## START

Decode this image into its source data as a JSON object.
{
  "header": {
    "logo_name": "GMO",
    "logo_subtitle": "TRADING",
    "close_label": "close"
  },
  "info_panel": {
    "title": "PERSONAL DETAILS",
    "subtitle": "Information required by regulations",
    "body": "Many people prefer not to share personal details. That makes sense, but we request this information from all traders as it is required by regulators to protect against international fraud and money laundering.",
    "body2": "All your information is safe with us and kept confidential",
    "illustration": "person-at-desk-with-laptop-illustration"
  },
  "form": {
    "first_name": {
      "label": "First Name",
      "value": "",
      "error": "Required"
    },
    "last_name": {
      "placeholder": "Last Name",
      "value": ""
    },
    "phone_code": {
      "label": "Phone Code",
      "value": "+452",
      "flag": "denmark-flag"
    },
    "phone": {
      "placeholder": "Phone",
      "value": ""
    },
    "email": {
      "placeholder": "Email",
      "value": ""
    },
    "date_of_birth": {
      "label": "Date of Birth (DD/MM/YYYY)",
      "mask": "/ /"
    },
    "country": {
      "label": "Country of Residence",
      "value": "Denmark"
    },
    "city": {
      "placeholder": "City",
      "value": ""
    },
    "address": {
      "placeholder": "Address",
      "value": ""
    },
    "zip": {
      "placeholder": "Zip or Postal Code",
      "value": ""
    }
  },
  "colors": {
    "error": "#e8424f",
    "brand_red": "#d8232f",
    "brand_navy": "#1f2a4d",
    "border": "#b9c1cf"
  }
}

## END
## START

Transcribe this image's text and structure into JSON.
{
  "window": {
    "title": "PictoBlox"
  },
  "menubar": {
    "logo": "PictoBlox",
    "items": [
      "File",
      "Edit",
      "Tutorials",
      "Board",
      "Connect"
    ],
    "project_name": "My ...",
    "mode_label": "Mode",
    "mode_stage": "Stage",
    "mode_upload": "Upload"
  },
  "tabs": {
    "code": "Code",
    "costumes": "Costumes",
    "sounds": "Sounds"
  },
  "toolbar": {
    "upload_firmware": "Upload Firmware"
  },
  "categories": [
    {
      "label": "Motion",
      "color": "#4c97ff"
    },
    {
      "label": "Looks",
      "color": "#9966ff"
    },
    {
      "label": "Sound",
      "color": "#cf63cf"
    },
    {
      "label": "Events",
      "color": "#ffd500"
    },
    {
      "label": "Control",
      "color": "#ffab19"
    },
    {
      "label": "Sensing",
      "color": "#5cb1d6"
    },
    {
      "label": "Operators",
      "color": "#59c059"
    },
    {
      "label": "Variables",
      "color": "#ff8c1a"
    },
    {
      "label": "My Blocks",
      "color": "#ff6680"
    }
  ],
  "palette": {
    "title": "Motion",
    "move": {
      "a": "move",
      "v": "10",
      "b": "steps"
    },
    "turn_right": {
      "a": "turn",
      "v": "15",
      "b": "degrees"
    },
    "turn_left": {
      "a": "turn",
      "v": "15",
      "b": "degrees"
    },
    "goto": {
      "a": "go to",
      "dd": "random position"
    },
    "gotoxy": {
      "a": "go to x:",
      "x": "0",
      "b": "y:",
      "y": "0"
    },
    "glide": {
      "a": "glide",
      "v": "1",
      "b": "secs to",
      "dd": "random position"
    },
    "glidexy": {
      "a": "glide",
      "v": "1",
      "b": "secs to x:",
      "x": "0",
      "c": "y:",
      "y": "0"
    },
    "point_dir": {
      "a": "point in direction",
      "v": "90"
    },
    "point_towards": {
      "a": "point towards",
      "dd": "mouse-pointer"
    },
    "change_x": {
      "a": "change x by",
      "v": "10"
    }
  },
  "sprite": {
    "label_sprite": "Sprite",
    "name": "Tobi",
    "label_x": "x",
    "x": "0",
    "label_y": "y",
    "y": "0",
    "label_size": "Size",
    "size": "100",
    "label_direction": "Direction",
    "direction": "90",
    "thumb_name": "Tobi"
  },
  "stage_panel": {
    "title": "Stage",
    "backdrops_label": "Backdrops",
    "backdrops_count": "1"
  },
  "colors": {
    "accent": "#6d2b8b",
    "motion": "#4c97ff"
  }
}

## END

Show the lines from the data above that contain the string "Upload".

**Output for this exercise:**
    "mode_upload": "Upload"
    "upload_firmware": "Upload Firmware"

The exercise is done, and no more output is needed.